PROMPT »
Scan the material and copy every line in which "执业证书编号" appears.

-- start of DATA --

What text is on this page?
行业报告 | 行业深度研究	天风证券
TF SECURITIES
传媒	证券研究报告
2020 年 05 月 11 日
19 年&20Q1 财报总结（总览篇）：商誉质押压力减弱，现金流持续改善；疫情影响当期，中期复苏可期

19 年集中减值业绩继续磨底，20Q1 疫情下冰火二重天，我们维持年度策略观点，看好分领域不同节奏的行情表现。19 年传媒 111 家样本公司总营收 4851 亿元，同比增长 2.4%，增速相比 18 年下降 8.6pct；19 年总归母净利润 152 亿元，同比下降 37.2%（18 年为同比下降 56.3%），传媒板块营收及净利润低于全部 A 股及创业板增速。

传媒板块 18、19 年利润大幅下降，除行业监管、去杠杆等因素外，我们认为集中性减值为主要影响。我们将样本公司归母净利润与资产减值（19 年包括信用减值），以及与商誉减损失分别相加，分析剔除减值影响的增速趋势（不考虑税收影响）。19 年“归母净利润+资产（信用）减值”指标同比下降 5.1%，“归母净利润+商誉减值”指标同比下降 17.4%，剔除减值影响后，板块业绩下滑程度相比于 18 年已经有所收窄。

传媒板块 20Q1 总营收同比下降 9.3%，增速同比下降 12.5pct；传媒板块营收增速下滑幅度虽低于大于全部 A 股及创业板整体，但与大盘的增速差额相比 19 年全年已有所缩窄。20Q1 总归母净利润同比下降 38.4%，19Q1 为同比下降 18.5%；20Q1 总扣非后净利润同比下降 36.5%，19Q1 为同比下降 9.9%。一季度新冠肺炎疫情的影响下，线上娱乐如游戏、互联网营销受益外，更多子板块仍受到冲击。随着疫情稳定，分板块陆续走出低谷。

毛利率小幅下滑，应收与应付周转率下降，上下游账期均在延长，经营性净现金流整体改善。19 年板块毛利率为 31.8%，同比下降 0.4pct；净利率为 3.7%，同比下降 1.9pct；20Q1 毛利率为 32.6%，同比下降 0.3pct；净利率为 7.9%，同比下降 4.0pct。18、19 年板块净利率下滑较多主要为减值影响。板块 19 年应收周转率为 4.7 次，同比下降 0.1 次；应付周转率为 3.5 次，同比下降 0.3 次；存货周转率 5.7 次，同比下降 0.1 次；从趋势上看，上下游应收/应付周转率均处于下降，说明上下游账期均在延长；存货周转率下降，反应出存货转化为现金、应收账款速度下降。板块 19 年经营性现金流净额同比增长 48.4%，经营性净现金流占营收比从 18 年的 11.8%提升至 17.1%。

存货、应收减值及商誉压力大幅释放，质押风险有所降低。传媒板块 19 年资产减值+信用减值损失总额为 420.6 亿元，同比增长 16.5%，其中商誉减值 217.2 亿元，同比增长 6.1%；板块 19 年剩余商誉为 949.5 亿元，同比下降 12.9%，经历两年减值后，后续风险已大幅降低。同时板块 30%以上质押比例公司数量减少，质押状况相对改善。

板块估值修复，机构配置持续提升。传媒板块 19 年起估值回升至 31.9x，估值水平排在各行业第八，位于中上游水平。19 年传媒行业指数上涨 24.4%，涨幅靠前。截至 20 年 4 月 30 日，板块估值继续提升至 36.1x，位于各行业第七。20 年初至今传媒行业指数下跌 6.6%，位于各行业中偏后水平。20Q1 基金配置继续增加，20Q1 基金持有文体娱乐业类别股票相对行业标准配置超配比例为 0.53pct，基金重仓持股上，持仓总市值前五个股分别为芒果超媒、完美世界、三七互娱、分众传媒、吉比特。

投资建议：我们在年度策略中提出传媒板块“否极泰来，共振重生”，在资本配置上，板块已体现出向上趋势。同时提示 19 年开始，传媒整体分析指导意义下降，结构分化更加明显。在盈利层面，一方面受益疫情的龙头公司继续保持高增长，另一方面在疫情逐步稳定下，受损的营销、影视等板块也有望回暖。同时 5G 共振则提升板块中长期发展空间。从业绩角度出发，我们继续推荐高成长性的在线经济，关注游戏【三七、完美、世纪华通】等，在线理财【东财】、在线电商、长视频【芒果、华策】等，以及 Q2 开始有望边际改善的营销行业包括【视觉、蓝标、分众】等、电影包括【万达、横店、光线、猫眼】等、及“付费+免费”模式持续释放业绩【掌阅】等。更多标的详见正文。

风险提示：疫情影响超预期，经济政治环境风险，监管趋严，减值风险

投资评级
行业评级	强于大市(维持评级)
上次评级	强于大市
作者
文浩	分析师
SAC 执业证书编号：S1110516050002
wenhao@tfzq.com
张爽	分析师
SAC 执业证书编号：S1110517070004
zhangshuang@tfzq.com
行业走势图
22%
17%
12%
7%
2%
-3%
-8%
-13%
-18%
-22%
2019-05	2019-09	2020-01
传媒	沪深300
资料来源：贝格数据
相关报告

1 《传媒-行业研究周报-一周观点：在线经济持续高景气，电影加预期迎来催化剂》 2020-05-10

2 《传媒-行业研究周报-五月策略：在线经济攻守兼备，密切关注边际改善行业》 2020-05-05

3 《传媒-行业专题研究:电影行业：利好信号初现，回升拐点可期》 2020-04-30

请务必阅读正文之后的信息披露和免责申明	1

-- end of DATA --

EXERCISE ANSWER »
SAC 执业证书编号：S1110516050002
SAC 执业证书编号：S1110517070004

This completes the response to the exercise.